** BEGIN ENTRIES SUPPLIED **

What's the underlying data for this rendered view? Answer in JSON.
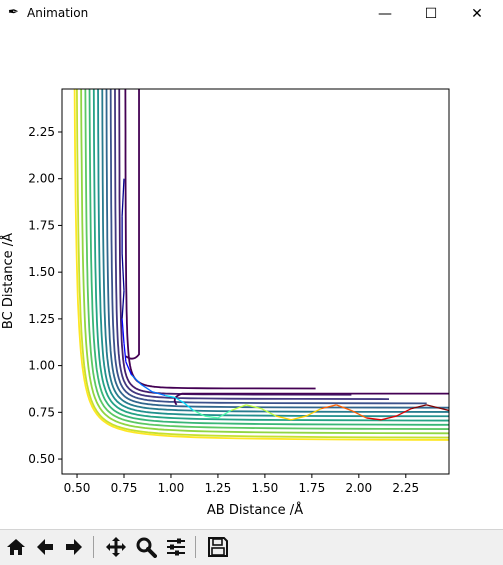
{
  "window": {
    "title": "Animation"
  },
  "titlebar": {
    "minimize_glyph": "—",
    "maximize_glyph": "☐",
    "close_glyph": "✕"
  },
  "toolbar": {
    "buttons": [
      {
        "name": "home-icon"
      },
      {
        "name": "back-arrow-icon"
      },
      {
        "name": "forward-arrow-icon"
      },
      {
        "name": "pan-icon"
      },
      {
        "name": "zoom-icon"
      },
      {
        "name": "subplots-configure-icon"
      },
      {
        "name": "save-icon"
      }
    ]
  },
  "chart_data": {
    "type": "contour",
    "xlabel": "AB Distance /Å",
    "ylabel": "BC Distance /Å",
    "xlim": [
      0.42,
      2.48
    ],
    "ylim": [
      0.42,
      2.48
    ],
    "x_ticks": [
      0.5,
      0.75,
      1.0,
      1.25,
      1.5,
      1.75,
      2.0,
      2.25
    ],
    "x_tick_labels": [
      "0.50",
      "0.75",
      "1.00",
      "1.25",
      "1.50",
      "1.75",
      "2.00",
      "2.25"
    ],
    "y_ticks": [
      0.5,
      0.75,
      1.0,
      1.25,
      1.5,
      1.75,
      2.0,
      2.25
    ],
    "y_tick_labels": [
      "0.50",
      "0.75",
      "1.00",
      "1.25",
      "1.50",
      "1.75",
      "2.00",
      "2.25"
    ],
    "colormap": "viridis",
    "contour_asymptotes_y": [
      0.85,
      0.81,
      0.78,
      0.75,
      0.72,
      0.69,
      0.66,
      0.63,
      0.6,
      0.57,
      0.54,
      0.51,
      0.49
    ],
    "trajectory": {
      "colormap": "jet",
      "x": [
        0.75,
        0.74,
        0.74,
        0.75,
        0.74,
        0.75,
        0.76,
        0.79,
        0.84,
        0.9,
        0.97,
        1.02,
        1.07,
        1.12,
        1.18,
        1.25,
        1.32,
        1.4,
        1.48,
        1.56,
        1.64,
        1.72,
        1.8,
        1.88,
        1.96,
        2.04,
        2.12,
        2.2,
        2.28,
        2.36,
        2.44,
        2.48
      ],
      "y": [
        2.0,
        1.8,
        1.6,
        1.4,
        1.25,
        1.12,
        1.02,
        0.95,
        0.9,
        0.86,
        0.84,
        0.83,
        0.8,
        0.76,
        0.73,
        0.72,
        0.76,
        0.79,
        0.77,
        0.73,
        0.71,
        0.73,
        0.77,
        0.79,
        0.76,
        0.72,
        0.71,
        0.73,
        0.77,
        0.79,
        0.77,
        0.76
      ]
    }
  }
}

** END ENTRIES SUPPLIED **

▶ **WRITTEN TASK**: Omit any images, then output the listing exactly.

▶ **ANSWER TO THIS PROBLEM**:
What's the underlying data for this rendered view? Answer in JSON.
{
  "window": {
    "title": "Animation"
  },
  "titlebar": {
    "minimize_glyph": "—",
    "maximize_glyph": "☐",
    "close_glyph": "✕"
  },
  "toolbar": {
    "buttons": [
      {
        "name": "home-icon"
      },
      {
        "name": "back-arrow-icon"
      },
      {
        "name": "forward-arrow-icon"
      },
      {
        "name": "pan-icon"
      },
      {
        "name": "zoom-icon"
      },
      {
        "name": "subplots-configure-icon"
      },
      {
        "name": "save-icon"
      }
    ]
  },
  "chart_data": {
    "type": "contour",
    "xlabel": "AB Distance /Å",
    "ylabel": "BC Distance /Å",
    "xlim": [
      0.42,
      2.48
    ],
    "ylim": [
      0.42,
      2.48
    ],
    "x_ticks": [
      0.5,
      0.75,
      1.0,
      1.25,
      1.5,
      1.75,
      2.0,
      2.25
    ],
    "x_tick_labels": [
      "0.50",
      "0.75",
      "1.00",
      "1.25",
      "1.50",
      "1.75",
      "2.00",
      "2.25"
    ],
    "y_ticks": [
      0.5,
      0.75,
      1.0,
      1.25,
      1.5,
      1.75,
      2.0,
      2.25
    ],
    "y_tick_labels": [
      "0.50",
      "0.75",
      "1.00",
      "1.25",
      "1.50",
      "1.75",
      "2.00",
      "2.25"
    ],
    "colormap": "viridis",
    "contour_asymptotes_y": [
      0.85,
      0.81,
      0.78,
      0.75,
      0.72,
      0.69,
      0.66,
      0.63,
      0.6,
      0.57,
      0.54,
      0.51,
      0.49
    ],
    "trajectory": {
      "colormap": "jet",
      "x": [
        0.75,
        0.74,
        0.74,
        0.75,
        0.74,
        0.75,
        0.76,
        0.79,
        0.84,
        0.9,
        0.97,
        1.02,
        1.07,
        1.12,
        1.18,
        1.25,
        1.32,
        1.4,
        1.48,
        1.56,
        1.64,
        1.72,
        1.8,
        1.88,
        1.96,
        2.04,
        2.12,
        2.2,
        2.28,
        2.36,
        2.44,
        2.48
      ],
      "y": [
        2.0,
        1.8,
        1.6,
        1.4,
        1.25,
        1.12,
        1.02,
        0.95,
        0.9,
        0.86,
        0.84,
        0.83,
        0.8,
        0.76,
        0.73,
        0.72,
        0.76,
        0.79,
        0.77,
        0.73,
        0.71,
        0.73,
        0.77,
        0.79,
        0.76,
        0.72,
        0.71,
        0.73,
        0.77,
        0.79,
        0.77,
        0.76
      ]
    }
  }
}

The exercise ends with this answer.